WORK TO BE COMPLETED: Filter this data down to the lines that hold "JSON", and copy them.

PROVIDED RECORDS:
== == ==

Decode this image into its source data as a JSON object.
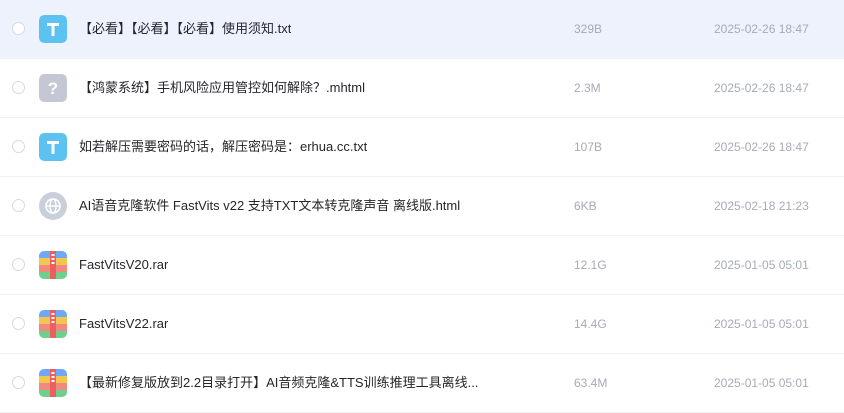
{
  "file_list": {
    "rows": [
      {
        "icon": "text-file-icon",
        "name": "【必看】【必看】【必看】使用须知.txt",
        "size": "329B",
        "date": "2025-02-26 18:47",
        "selected": true
      },
      {
        "icon": "unknown-file-icon",
        "name": "【鸿蒙系统】手机风险应用管控如何解除？.mhtml",
        "size": "2.3M",
        "date": "2025-02-26 18:47",
        "selected": false
      },
      {
        "icon": "text-file-icon",
        "name": "如若解压需要密码的话，解压密码是：erhua.cc.txt",
        "size": "107B",
        "date": "2025-02-26 18:47",
        "selected": false
      },
      {
        "icon": "web-file-icon",
        "name": "AI语音克隆软件 FastVits v22 支持TXT文本转克隆声音 离线版.html",
        "size": "6KB",
        "date": "2025-02-18 21:23",
        "selected": false
      },
      {
        "icon": "archive-file-icon",
        "name": "FastVitsV20.rar",
        "size": "12.1G",
        "date": "2025-01-05 05:01",
        "selected": false
      },
      {
        "icon": "archive-file-icon",
        "name": "FastVitsV22.rar",
        "size": "14.4G",
        "date": "2025-01-05 05:01",
        "selected": false
      },
      {
        "icon": "archive-file-icon",
        "name": "【最新修复版放到2.2目录打开】AI音频克隆&TTS训练推理工具离线...",
        "size": "63.4M",
        "date": "2025-01-05 05:01",
        "selected": false
      }
    ]
  }
}
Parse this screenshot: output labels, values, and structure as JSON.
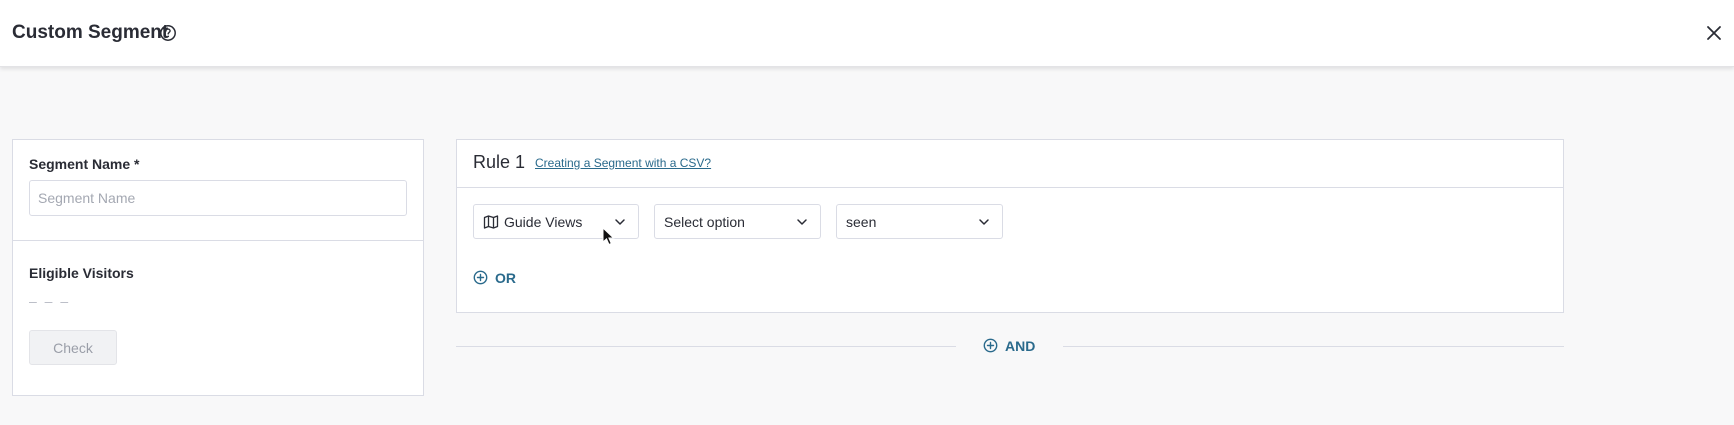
{
  "header": {
    "title": "Custom Segment",
    "help_icon": "help-circle-icon",
    "close_icon": "close-icon"
  },
  "left_panel": {
    "segment_name_label": "Segment Name *",
    "segment_name_placeholder": "Segment Name",
    "segment_name_value": "",
    "eligible_visitors_label": "Eligible Visitors",
    "eligible_visitors_value": "– – –",
    "check_label": "Check"
  },
  "rule": {
    "title": "Rule 1",
    "csv_link": "Creating a Segment with a CSV?",
    "selects": [
      {
        "icon": "map-icon",
        "value": "Guide Views"
      },
      {
        "value": "Select option"
      },
      {
        "value": "seen"
      }
    ],
    "or_label": "OR"
  },
  "and_label": "AND",
  "colors": {
    "accent": "#2a6a8c",
    "border": "#dadce5",
    "background": "#f8f8f9"
  }
}
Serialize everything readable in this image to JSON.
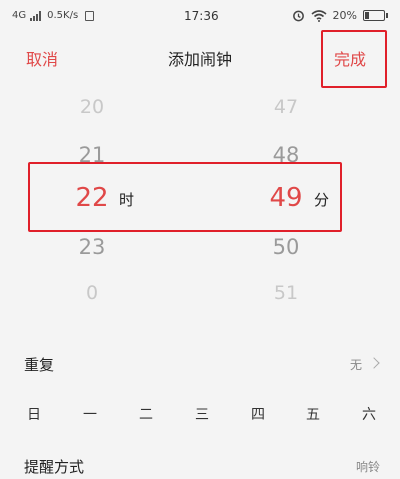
{
  "status_bar": {
    "network": "4G",
    "speed": "0.5K/s",
    "time": "17:36",
    "battery": "20%",
    "battery_level": 0.2,
    "icons": [
      "signal-icon",
      "sim-icon",
      "alarm-clock-icon",
      "wifi-icon",
      "battery-icon"
    ]
  },
  "header": {
    "cancel_label": "取消",
    "title": "添加闹钟",
    "done_label": "完成"
  },
  "picker": {
    "hours": [
      "20",
      "21",
      "22",
      "23",
      "0"
    ],
    "hour_unit": "时",
    "minutes": [
      "47",
      "48",
      "49",
      "50",
      "51"
    ],
    "minute_unit": "分",
    "selected_hour": "22",
    "selected_minute": "49"
  },
  "repeat": {
    "label": "重复",
    "value": "无",
    "weekdays": [
      "日",
      "一",
      "二",
      "三",
      "四",
      "五",
      "六"
    ]
  },
  "alert": {
    "label": "提醒方式",
    "value": "响铃"
  },
  "colors": {
    "accent": "#e04848",
    "highlight_box": "#e0202a",
    "background": "#f4f4f4"
  }
}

== == ==

COMPLETE OUTPUT:
Decode this image into its source data as a JSON object.
Parse this screenshot: output labels, values, and structure as JSON.
Serialize everything readable in this image to JSON.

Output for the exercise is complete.